- _What to work on_
Take each line containing the word "start" and copy it.

- _Material provided_
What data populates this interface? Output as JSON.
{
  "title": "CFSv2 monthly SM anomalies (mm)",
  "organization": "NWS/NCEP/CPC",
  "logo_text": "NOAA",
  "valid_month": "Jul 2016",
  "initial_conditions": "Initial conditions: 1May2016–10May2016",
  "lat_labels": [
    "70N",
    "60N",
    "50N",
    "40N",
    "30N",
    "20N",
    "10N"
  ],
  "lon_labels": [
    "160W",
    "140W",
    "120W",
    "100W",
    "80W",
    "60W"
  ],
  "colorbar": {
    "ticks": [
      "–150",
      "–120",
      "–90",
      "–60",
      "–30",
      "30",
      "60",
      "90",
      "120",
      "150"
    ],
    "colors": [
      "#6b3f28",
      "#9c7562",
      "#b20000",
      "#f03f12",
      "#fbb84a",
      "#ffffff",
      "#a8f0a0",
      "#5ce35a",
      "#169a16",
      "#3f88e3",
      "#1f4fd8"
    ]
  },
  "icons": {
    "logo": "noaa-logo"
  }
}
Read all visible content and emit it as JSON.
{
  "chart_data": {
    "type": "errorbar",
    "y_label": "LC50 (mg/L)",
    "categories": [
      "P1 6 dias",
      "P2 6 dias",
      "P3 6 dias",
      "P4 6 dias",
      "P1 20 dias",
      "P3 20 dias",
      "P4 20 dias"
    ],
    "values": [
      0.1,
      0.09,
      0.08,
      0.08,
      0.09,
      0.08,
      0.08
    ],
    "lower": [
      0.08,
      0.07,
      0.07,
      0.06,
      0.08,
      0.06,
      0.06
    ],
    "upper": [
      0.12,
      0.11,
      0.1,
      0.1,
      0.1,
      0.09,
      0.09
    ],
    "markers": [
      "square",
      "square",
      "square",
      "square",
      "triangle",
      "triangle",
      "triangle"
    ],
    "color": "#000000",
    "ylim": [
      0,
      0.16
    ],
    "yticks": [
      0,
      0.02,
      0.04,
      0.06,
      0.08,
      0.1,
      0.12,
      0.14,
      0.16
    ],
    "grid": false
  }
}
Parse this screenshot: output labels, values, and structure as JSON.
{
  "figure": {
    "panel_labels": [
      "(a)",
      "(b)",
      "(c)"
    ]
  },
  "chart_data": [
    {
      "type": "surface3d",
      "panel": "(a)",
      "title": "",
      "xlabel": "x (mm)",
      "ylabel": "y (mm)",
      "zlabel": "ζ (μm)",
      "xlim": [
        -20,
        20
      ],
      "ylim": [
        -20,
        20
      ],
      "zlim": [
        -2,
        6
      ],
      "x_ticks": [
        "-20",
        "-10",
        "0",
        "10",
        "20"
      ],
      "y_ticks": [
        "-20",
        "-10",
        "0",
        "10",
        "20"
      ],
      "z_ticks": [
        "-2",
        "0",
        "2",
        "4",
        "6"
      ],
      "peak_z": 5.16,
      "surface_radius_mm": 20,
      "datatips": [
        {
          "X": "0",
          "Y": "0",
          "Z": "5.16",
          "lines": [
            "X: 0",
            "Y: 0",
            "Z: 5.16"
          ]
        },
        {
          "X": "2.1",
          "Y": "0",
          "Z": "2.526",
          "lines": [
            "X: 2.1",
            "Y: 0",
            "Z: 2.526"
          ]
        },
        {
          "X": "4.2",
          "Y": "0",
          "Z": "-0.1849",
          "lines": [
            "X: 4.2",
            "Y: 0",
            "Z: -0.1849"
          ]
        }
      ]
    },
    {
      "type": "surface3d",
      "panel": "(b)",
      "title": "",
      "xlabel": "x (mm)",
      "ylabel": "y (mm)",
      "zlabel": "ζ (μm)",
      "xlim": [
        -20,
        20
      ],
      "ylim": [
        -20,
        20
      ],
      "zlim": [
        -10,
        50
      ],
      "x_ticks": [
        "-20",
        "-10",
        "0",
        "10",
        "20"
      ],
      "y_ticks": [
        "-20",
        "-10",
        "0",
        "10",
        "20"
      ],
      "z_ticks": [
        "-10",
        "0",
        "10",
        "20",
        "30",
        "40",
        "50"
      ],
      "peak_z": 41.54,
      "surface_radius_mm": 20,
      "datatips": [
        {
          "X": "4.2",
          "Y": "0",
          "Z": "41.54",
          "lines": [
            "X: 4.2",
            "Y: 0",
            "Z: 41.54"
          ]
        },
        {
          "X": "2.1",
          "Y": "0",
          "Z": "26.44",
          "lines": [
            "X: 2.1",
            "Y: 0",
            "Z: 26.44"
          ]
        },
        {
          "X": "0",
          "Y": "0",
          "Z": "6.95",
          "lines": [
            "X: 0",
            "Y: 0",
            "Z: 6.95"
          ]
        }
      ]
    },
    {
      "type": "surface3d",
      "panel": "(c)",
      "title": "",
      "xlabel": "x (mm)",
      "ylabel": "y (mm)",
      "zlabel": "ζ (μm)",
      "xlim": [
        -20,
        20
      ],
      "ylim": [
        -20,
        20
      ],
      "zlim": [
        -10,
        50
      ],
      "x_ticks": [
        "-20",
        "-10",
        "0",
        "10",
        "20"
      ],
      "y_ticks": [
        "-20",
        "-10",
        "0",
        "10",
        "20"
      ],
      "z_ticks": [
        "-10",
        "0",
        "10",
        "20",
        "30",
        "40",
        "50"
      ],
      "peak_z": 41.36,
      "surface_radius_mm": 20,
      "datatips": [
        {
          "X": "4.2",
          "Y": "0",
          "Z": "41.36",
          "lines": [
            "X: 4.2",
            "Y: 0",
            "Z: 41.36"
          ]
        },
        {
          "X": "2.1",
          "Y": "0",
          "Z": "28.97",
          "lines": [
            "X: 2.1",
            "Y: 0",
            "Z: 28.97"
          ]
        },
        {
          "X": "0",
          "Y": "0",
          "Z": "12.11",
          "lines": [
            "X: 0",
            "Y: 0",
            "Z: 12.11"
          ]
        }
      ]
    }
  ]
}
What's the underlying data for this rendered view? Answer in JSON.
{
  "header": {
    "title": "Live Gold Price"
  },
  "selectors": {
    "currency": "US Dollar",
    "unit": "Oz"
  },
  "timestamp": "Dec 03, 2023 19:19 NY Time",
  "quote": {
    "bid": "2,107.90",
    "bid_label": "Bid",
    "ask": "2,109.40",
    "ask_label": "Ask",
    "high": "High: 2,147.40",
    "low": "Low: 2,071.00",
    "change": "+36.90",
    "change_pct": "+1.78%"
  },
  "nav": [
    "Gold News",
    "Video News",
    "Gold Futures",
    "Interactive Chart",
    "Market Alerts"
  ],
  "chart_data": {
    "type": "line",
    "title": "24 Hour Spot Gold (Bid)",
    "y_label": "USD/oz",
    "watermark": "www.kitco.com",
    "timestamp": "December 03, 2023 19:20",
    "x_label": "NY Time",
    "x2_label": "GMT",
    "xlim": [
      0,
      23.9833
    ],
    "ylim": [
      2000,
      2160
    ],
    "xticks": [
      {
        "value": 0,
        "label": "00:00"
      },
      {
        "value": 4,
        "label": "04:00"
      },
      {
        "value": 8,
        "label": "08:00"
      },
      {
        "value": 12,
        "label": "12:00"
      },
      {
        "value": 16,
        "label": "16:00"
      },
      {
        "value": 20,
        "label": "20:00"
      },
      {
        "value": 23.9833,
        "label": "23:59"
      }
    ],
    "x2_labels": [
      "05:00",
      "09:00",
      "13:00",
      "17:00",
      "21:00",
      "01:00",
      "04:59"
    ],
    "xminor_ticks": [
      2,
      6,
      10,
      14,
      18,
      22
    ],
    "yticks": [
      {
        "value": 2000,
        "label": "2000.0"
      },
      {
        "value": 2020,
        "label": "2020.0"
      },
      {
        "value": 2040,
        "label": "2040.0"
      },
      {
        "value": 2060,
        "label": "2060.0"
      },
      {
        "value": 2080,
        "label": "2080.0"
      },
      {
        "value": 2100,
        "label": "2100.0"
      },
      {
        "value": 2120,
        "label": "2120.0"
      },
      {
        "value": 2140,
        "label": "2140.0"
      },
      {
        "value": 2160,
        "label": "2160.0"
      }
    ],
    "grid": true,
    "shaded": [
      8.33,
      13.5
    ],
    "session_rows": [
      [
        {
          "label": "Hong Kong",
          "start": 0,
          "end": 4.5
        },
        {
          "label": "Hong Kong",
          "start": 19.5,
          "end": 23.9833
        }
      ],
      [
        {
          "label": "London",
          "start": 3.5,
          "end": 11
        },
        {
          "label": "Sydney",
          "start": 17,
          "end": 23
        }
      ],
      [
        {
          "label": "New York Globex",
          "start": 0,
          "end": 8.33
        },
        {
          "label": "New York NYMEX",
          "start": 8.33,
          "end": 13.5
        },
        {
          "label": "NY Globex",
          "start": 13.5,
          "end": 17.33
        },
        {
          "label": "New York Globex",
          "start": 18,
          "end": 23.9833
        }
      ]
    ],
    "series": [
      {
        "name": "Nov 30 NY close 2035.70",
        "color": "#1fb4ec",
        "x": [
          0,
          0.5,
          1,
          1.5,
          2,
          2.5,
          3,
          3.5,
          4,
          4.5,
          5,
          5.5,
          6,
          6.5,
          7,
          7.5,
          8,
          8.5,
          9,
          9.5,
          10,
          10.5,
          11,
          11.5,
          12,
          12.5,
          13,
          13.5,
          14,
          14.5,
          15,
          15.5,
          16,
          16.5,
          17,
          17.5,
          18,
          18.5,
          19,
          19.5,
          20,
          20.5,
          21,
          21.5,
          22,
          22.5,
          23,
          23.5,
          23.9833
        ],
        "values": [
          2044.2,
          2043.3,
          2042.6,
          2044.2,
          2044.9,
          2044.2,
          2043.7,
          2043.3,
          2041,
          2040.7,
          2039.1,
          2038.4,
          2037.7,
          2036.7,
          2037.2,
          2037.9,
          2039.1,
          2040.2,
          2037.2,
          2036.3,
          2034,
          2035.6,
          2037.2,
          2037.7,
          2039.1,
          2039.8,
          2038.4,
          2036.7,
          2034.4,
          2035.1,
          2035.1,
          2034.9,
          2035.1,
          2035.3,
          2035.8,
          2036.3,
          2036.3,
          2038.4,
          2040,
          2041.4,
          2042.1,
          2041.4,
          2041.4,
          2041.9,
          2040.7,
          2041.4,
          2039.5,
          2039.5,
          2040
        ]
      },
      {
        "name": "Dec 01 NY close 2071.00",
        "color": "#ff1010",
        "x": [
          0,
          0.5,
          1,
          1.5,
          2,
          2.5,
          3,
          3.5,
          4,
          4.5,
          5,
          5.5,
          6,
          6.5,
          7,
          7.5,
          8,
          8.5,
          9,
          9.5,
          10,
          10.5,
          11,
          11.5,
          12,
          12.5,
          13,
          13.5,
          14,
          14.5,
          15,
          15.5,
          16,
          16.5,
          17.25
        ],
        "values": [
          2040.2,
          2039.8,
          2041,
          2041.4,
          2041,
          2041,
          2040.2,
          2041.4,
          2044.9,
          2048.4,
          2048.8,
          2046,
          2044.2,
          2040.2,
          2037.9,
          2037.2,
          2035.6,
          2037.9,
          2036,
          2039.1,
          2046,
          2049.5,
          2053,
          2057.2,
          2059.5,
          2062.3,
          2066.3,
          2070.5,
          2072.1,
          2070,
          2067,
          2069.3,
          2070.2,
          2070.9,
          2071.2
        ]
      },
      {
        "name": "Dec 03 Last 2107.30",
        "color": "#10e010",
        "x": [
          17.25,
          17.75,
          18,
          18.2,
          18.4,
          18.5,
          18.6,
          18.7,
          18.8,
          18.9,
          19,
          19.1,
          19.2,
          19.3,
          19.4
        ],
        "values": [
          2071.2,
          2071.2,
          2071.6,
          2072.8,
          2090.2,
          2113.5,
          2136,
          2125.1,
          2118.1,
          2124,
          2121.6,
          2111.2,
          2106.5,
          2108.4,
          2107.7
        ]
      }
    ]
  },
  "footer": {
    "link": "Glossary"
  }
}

- _Result of this exercise_
          "start": 0,
          "start": 19.5,
          "start": 3.5,
          "start": 17,
          "start": 0,
          "start": 8.33,
          "start": 13.5,
          "start": 18,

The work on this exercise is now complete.